WHAT YOU SHOULD DO - Look for "this" in each line of the entries, and return the matching lines.

##########

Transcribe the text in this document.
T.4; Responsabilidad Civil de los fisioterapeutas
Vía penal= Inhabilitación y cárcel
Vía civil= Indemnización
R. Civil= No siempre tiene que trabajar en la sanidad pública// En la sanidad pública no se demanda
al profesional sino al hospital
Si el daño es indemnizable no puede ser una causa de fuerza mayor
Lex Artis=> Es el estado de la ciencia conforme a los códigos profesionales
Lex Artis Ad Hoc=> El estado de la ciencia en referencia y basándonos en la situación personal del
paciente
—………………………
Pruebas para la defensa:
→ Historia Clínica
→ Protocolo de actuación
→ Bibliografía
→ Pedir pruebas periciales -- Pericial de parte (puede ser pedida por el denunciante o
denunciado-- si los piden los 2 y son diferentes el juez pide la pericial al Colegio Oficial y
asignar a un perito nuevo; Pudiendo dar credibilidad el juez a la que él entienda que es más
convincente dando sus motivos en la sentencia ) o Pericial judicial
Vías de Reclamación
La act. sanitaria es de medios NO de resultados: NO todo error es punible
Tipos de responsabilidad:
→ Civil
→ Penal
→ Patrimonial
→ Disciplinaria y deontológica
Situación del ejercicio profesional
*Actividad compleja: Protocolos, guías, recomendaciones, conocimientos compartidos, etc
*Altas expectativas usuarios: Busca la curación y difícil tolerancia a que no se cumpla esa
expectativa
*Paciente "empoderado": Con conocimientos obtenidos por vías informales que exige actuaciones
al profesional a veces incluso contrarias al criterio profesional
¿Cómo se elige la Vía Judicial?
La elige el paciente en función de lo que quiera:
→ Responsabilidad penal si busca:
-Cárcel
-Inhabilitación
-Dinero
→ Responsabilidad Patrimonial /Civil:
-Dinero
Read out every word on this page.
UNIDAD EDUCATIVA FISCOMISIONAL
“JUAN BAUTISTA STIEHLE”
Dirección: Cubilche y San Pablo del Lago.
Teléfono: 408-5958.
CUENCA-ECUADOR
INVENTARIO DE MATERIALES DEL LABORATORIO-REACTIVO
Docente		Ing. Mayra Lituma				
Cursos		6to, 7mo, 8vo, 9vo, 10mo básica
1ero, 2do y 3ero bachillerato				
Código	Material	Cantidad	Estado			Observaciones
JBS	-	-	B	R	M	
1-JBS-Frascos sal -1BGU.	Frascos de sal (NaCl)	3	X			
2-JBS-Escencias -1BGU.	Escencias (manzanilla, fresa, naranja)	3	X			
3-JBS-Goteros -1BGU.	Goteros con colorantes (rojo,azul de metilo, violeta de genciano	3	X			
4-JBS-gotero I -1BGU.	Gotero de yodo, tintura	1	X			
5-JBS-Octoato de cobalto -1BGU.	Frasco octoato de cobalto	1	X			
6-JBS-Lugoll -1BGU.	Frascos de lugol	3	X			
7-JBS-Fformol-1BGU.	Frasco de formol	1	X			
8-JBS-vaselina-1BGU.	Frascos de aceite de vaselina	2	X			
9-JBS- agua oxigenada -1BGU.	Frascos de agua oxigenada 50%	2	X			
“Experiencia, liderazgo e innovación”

##########

COMPLETE OUTPUT -
Transcribe the text in this document.
Read out every word on this page.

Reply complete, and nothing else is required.